**Exercise instructions**
**1.** Using the Small Copper butterfly piece, explain in one to three sentences why the writer now goes to a local nature reserve to see the butterfly.
**2.** Please pick up the Small Copper butterfly piece at the point where it stops and carry it on in the same voice.

Good show from fast-flying Small Copper butterfly this year
The fast-flying Small Copper put on a good show this year. Years ago, I used to see lots of them in our garden and local environs but they have become scarce at home in recent years so I go to my local nature reserve where they are common and I have the pleasure of renewing my acquaintance with them.
As its name tells us, the Small Copper is a small butterfly. It has a maximum wingspan of 35mm. And it is copper-coloured. Its dominant colours are coppery yellows, oranges and browns, lovely autumn colours albeit recently on display in early summer.
When viewed from different angles, the yellows and oranges glow brightly with a coppery iridescence. The copper colours are decorated with grey-black spots and the edges of the wings are bordered with the same grey-black colour.
The butterfly's range extends northwards from North Africa and sweeps across the continents of Europe and Asia as far as Japan. It also occurs across North America. In Ireland, we have a distinct sub-species called 'hibernica' that is said to be brighter and more orange than any of the Small Coppers found elsewhere.

**Extracted entries**

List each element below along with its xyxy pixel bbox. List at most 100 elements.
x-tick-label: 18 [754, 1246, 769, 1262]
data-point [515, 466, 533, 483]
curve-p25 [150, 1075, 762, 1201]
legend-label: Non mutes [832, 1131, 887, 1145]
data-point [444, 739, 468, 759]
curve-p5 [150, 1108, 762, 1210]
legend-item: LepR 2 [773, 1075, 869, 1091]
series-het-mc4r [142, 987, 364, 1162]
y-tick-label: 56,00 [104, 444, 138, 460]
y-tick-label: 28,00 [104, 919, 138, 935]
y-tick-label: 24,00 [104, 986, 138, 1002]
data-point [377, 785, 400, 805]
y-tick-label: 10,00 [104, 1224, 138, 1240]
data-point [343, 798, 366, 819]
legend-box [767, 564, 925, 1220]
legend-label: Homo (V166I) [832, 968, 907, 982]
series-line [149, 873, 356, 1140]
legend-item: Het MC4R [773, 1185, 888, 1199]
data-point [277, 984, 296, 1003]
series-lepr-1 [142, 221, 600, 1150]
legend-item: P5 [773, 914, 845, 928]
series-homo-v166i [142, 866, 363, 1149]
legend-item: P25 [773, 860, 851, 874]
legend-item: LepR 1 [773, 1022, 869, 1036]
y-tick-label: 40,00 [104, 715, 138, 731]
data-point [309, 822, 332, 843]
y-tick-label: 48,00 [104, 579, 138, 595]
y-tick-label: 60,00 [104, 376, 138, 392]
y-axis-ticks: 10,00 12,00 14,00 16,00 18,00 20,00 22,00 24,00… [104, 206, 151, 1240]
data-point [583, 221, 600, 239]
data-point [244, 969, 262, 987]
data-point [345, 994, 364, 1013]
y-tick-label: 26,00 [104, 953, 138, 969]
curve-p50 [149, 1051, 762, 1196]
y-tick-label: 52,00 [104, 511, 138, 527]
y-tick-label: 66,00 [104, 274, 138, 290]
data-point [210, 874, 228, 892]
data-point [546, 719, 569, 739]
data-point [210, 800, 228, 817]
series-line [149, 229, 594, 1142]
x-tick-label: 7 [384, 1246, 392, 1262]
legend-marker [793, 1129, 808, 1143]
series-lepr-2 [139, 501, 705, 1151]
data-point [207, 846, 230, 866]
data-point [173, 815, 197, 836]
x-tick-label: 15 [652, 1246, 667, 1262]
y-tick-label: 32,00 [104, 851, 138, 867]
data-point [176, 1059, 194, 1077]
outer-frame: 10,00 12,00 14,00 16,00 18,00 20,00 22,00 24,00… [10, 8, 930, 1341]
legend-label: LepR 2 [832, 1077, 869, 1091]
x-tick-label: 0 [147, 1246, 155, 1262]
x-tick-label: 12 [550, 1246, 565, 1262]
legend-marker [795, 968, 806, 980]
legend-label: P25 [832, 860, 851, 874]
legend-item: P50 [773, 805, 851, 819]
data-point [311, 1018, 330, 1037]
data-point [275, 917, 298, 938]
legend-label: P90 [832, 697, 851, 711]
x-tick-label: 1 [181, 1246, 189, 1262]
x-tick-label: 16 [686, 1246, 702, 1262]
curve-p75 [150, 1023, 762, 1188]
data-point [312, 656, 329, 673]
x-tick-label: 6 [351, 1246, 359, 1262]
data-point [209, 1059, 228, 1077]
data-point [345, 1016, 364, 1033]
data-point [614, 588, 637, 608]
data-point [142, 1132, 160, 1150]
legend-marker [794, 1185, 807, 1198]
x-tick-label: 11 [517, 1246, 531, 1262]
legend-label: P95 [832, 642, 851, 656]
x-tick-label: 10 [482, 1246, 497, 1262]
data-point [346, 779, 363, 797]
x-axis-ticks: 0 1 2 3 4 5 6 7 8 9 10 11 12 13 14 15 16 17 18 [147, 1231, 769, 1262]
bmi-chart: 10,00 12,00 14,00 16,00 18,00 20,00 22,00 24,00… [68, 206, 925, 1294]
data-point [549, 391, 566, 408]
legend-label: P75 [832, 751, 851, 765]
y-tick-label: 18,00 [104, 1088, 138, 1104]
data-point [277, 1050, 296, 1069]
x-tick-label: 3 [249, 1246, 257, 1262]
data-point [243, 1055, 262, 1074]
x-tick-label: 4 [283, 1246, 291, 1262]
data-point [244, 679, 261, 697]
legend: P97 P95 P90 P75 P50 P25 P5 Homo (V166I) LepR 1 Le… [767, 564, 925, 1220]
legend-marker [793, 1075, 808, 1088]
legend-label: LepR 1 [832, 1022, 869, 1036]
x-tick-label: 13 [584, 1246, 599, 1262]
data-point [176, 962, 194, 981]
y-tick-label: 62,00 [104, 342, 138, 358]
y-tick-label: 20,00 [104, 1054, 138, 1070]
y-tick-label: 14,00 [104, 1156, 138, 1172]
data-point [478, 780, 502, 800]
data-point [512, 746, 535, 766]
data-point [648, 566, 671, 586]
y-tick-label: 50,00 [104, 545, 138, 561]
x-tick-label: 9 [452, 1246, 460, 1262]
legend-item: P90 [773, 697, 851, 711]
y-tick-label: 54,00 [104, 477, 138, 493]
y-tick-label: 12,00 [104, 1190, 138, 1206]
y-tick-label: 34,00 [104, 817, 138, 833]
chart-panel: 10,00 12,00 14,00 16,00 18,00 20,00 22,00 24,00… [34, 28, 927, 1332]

**Answers to the problems**
**1.** The writer once saw many Small Coppers in the garden and the surrounding area, but they have become scarce at home in recent years. At the local nature reserve they are common, so going there lets the writer enjoy seeing them again.

**2.**
The Small Copper overwinters as a small greenish-brown caterpillar with black markings and a shape like that of a woodlouse. When the weather is bad it rests attached to its food plant by a silken pad. On fine days, it becomes active and feeds.
At the end of March, the caterpillar burrows into leaf litter to pupate before emerging as an adult butterfly in May. During May and June, the adults are in the wing. They mate and the females lay eggs on plants that the young eat such as Common Sorrel, Sheep's Sorrel and Broad-leaved Dock.
The adults die after breeding so there will be a lull from now to mid-July when the next generation of adults emerges. Severe weather takes a toll on overwintering caterpillars so the spring brood tends to be small. Individuals that survived to produce the winged reproducing stage have now bred and the adults that will emerge in mid-July from the summer brood should be much more numerous.
If late summer and early autumn turn out to be pleasantly mild the caterpillars arising from the summer brood, rather than settling down to overwinter, will pupate to produce a third or autumn generation. Doing so is a risky business as, at best, in our climate, a third brood results in only partial success.